**Written request:**
Examine the material below. Gather every line in which the string "Hörbranz" appears.

_ _ _ _ _

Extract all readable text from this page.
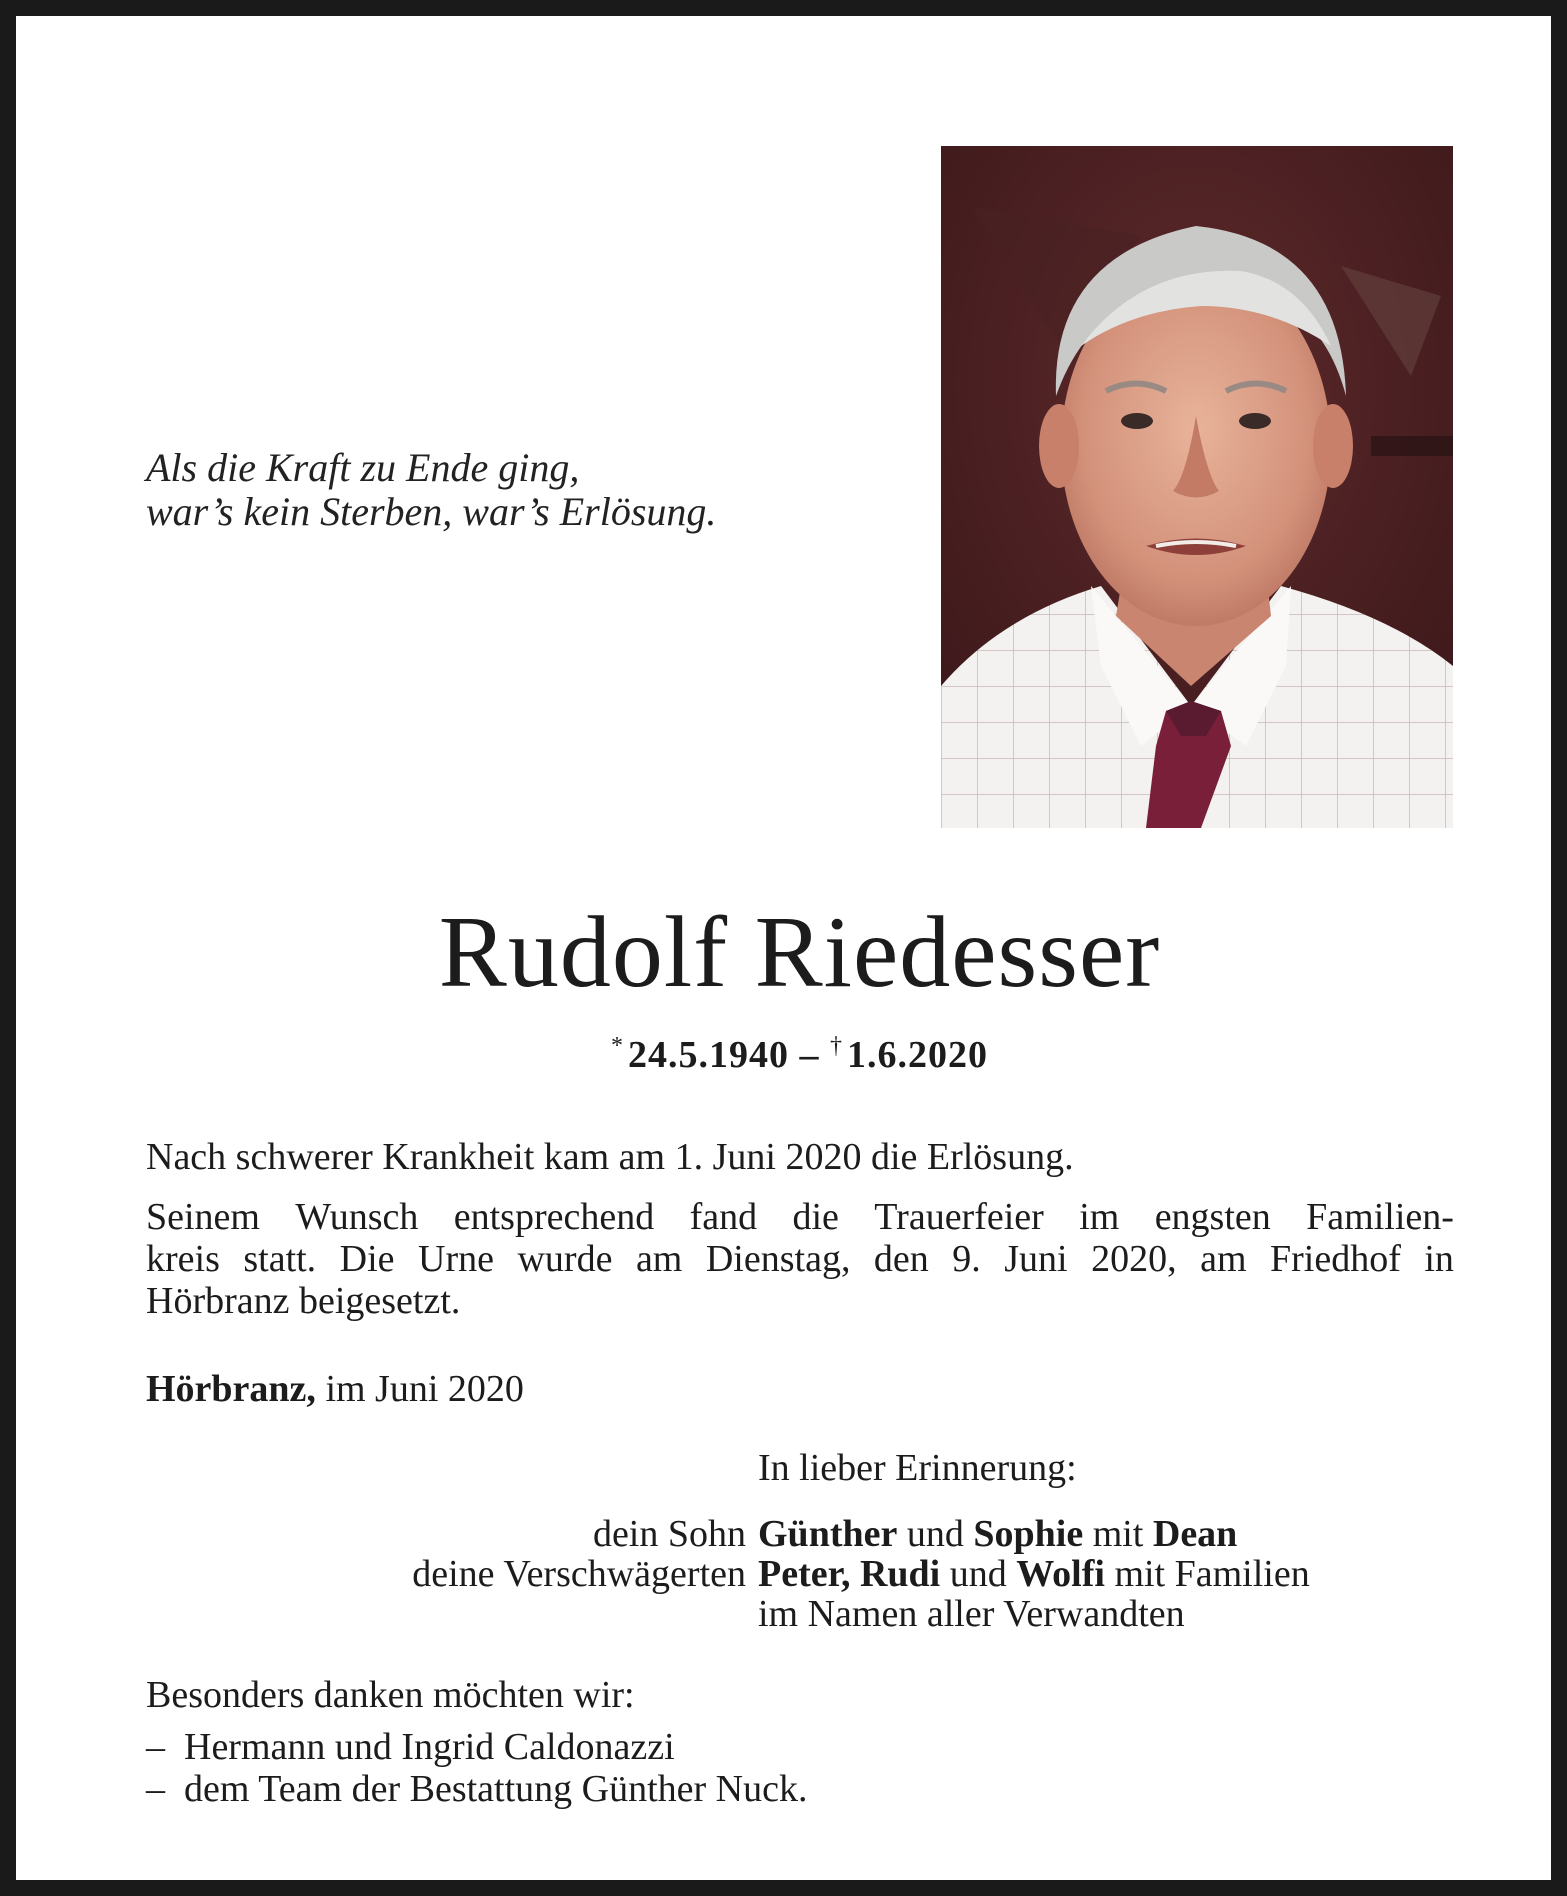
Als die Kraft zu Ende ging,
war’s kein Sterben, war’s Erlösung.
Rudolf Riedesser
* 24.5.1940 – † 1.6.2020
Nach schwerer Krankheit kam am 1. Juni 2020 die Erlösung.
Seinem Wunsch entsprechend fand die Trauerfeier im engsten Familien-
kreis statt. Die Urne wurde am Dienstag, den 9. Juni 2020, am Friedhof in
Hörbranz beigesetzt.
Hörbranz, im Juni 2020
In lieber Erinnerung:
dein Sohn Günther und Sophie mit Dean
deine Verschwägerten Peter, Rudi und Wolfi mit Familien
im Namen aller Verwandten
Besonders danken möchten wir:
– Hermann und Ingrid Caldonazzi
– dem Team der Bestattung Günther Nuck.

_ _ _ _ _

**Result:**
Hörbranz beigesetzt.
Hörbranz, im Juni 2020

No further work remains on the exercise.